Copy the lines below as they are; omit the images they contain.
[start]
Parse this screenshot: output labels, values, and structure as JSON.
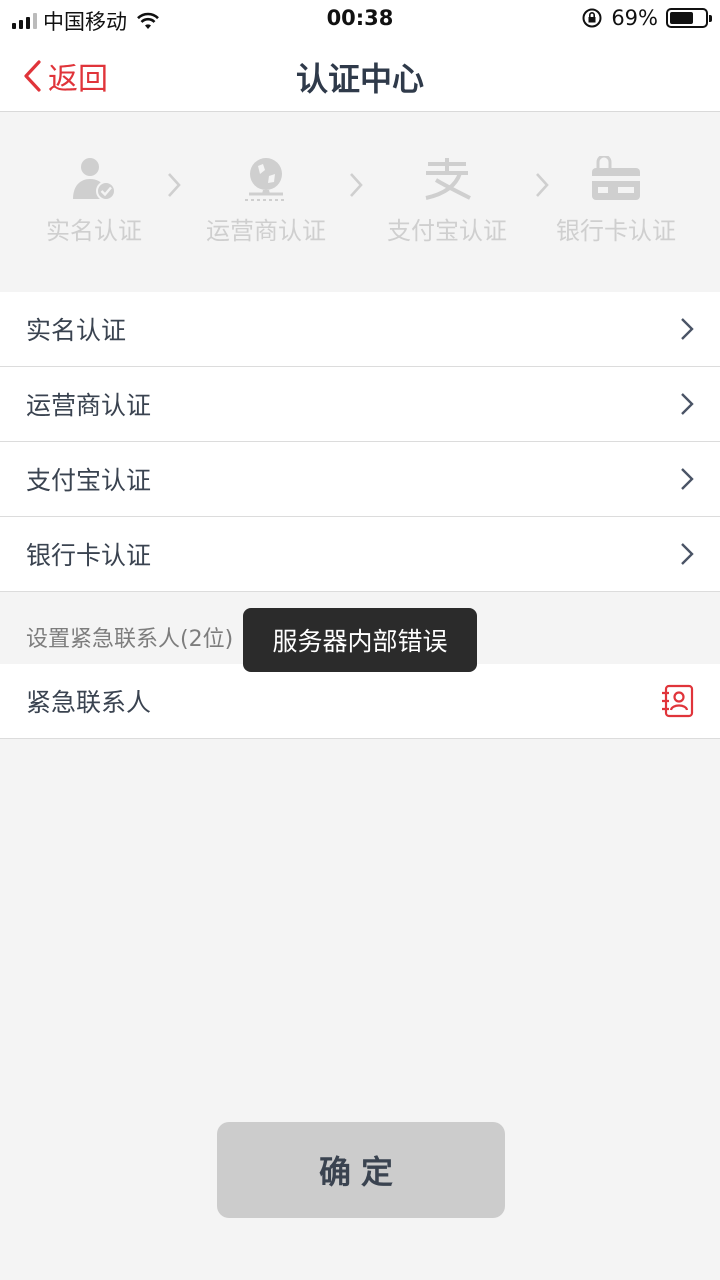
{
  "status_bar": {
    "carrier": "中国移动",
    "time": "00:38",
    "battery_percent": "69%",
    "battery_level": 0.69
  },
  "nav": {
    "back_label": "返回",
    "title": "认证中心"
  },
  "steps": [
    {
      "label": "实名认证",
      "icon": "user-verified-icon"
    },
    {
      "label": "运营商认证",
      "icon": "operator-globe-icon"
    },
    {
      "label": "支付宝认证",
      "icon": "alipay-icon"
    },
    {
      "label": "银行卡认证",
      "icon": "bank-card-icon"
    }
  ],
  "verification_list": [
    {
      "label": "实名认证"
    },
    {
      "label": "运营商认证"
    },
    {
      "label": "支付宝认证"
    },
    {
      "label": "银行卡认证"
    }
  ],
  "emergency": {
    "section_label": "设置紧急联系人(2位)",
    "row_label": "紧急联系人"
  },
  "toast": {
    "message": "服务器内部错误"
  },
  "confirm_button": {
    "label": "确定"
  },
  "colors": {
    "accent": "#e0343a",
    "disabled_button": "#cccccc",
    "background": "#f4f4f4"
  }
}
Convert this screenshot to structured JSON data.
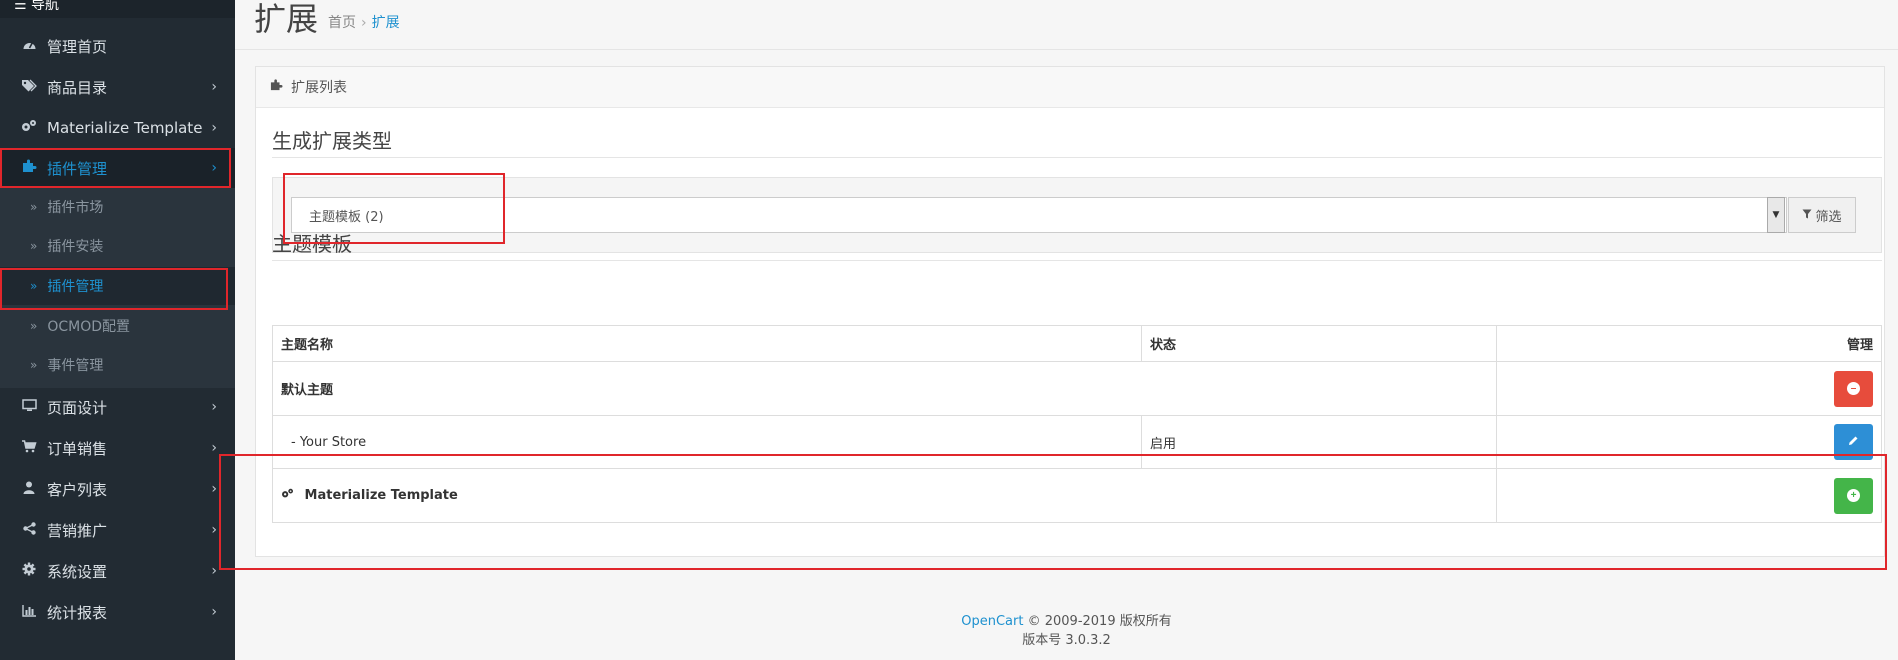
{
  "sidebar": {
    "nav_title": "☰ 导航",
    "items": [
      {
        "label": "管理首页",
        "icon": "dashboard-icon"
      },
      {
        "label": "商品目录",
        "icon": "tags-icon"
      },
      {
        "label": "Materialize Template",
        "icon": "cogs-icon"
      },
      {
        "label": "插件管理",
        "icon": "puzzle-icon"
      },
      {
        "label": "页面设计",
        "icon": "desktop-icon"
      },
      {
        "label": "订单销售",
        "icon": "cart-icon"
      },
      {
        "label": "客户列表",
        "icon": "user-icon"
      },
      {
        "label": "营销推广",
        "icon": "share-icon"
      },
      {
        "label": "系统设置",
        "icon": "gear-icon"
      },
      {
        "label": "统计报表",
        "icon": "bar-chart-icon"
      }
    ],
    "sub_items": [
      {
        "label": "插件市场"
      },
      {
        "label": "插件安装"
      },
      {
        "label": "插件管理"
      },
      {
        "label": "OCMOD配置"
      },
      {
        "label": "事件管理"
      }
    ]
  },
  "header": {
    "title": "扩展",
    "breadcrumb": [
      "首页",
      "扩展"
    ]
  },
  "panel": {
    "heading": "扩展列表",
    "section_type_title": "生成扩展类型",
    "select_value": "主题模板 (2)",
    "filter_label": "筛选",
    "section_theme_title": "主题模板"
  },
  "table": {
    "headers": [
      "主题名称",
      "状态",
      "管理"
    ],
    "rows": [
      {
        "name": "默认主题",
        "status": ""
      },
      {
        "name": "-   Your Store",
        "status": "启用"
      },
      {
        "name": "Materialize Template",
        "status": ""
      }
    ]
  },
  "footer": {
    "brand": "OpenCart",
    "copyright": "© 2009-2019 版权所有",
    "version": "版本号 3.0.3.2"
  },
  "colors": {
    "sidebar_bg": "#222b33",
    "accent": "#1e91cf",
    "danger": "#e74c3c",
    "primary": "#2d8fd6",
    "success": "#44b549",
    "highlight": "#e0262b"
  }
}
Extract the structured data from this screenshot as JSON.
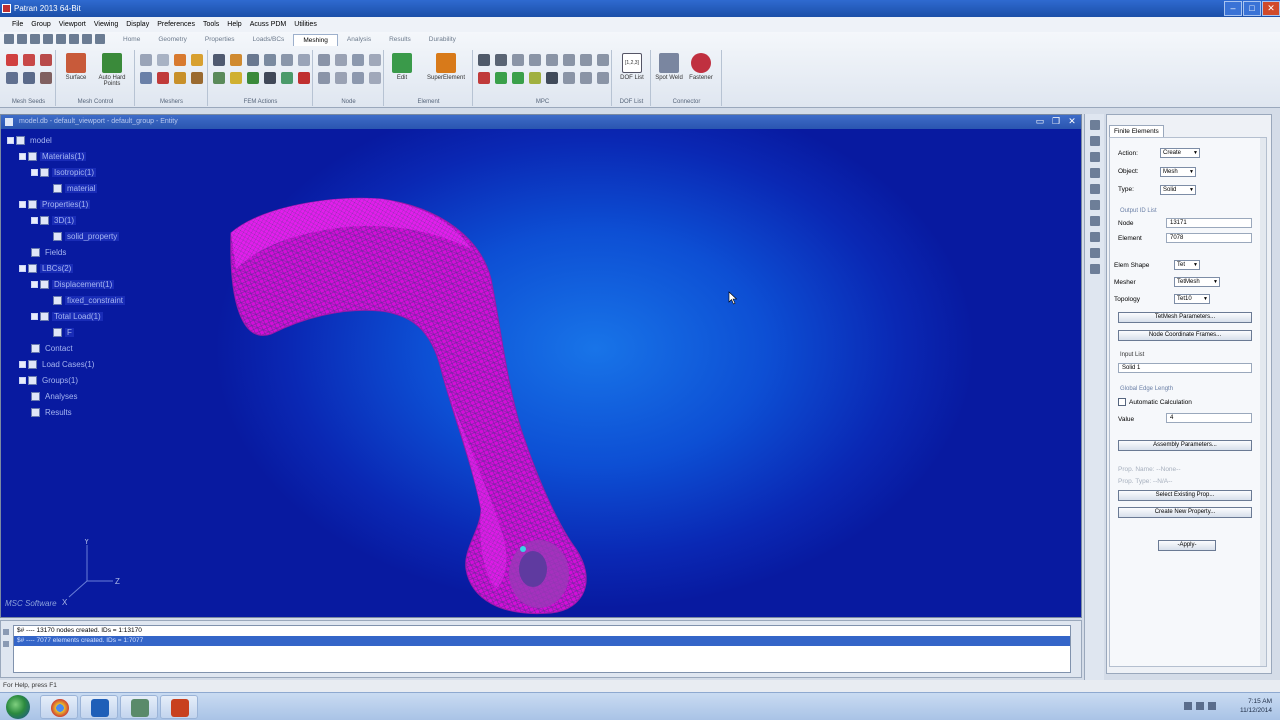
[end]
■ **SOLVED PROBLEM**
Parse this screenshot: output labels, values, and structure as JSON.
{
  "status_bar": {
    "carrier": "中国移动",
    "time": "00:38",
    "battery_percent": "69%",
    "battery_level": 0.69
  },
  "nav": {
    "back_label": "返回",
    "title": "认证中心"
  },
  "steps": [
    {
      "label": "实名认证",
      "icon": "user-verified-icon"
    },
    {
      "label": "运营商认证",
      "icon": "operator-globe-icon"
    },
    {
      "label": "支付宝认证",
      "icon": "alipay-icon"
    },
    {
      "label": "银行卡认证",
      "icon": "bank-card-icon"
    }
  ],
  "verification_list": [
    {
      "label": "实名认证"
    },
    {
      "label": "运营商认证"
    },
    {
      "label": "支付宝认证"
    },
    {
      "label": "银行卡认证"
    }
  ],
  "emergency": {
    "section_label": "设置紧急联系人(2位)",
    "row_label": "紧急联系人"
  },
  "toast": {
    "message": "服务器内部错误"
  },
  "confirm_button": {
    "label": "确定"
  },
  "colors": {
    "accent": "#e0343a",
    "disabled_button": "#cccccc",
    "background": "#f4f4f4"
  }
}
Convert this screenshot to structured JSON data.
{
  "sidebar": {
    "nav_title": "☰ 导航",
    "items": [
      {
        "label": "管理首页",
        "icon": "dashboard-icon"
      },
      {
        "label": "商品目录",
        "icon": "tags-icon"
      },
      {
        "label": "Materialize Template",
        "icon": "cogs-icon"
      },
      {
        "label": "插件管理",
        "icon": "puzzle-icon"
      },
      {
        "label": "页面设计",
        "icon": "desktop-icon"
      },
      {
        "label": "订单销售",
        "icon": "cart-icon"
      },
      {
        "label": "客户列表",
        "icon": "user-icon"
      },
      {
        "label": "营销推广",
        "icon": "share-icon"
      },
      {
        "label": "系统设置",
        "icon": "gear-icon"
      },
      {
        "label": "统计报表",
        "icon": "bar-chart-icon"
      }
    ],
    "sub_items": [
      {
        "label": "插件市场"
      },
      {
        "label": "插件安装"
      },
      {
        "label": "插件管理"
      },
      {
        "label": "OCMOD配置"
      },
      {
        "label": "事件管理"
      }
    ]
  },
  "header": {
    "title": "扩展",
    "breadcrumb": [
      "首页",
      "扩展"
    ]
  },
  "panel": {
    "heading": "扩展列表",
    "section_type_title": "生成扩展类型",
    "select_value": "主题模板 (2)",
    "filter_label": "筛选",
    "section_theme_title": "主题模板"
  },
  "table": {
    "headers": [
      "主题名称",
      "状态",
      "管理"
    ],
    "rows": [
      {
        "name": "默认主题",
        "status": ""
      },
      {
        "name": "-   Your Store",
        "status": "启用"
      },
      {
        "name": "Materialize Template",
        "status": ""
      }
    ]
  },
  "footer": {
    "brand": "OpenCart",
    "copyright": "© 2009-2019 版权所有",
    "version": "版本号 3.0.3.2"
  },
  "colors": {
    "sidebar_bg": "#222b33",
    "accent": "#1e91cf",
    "danger": "#e74c3c",
    "primary": "#2d8fd6",
    "success": "#44b549",
    "highlight": "#e0262b"
  }
}
Extract the structured data from this screenshot as JSON.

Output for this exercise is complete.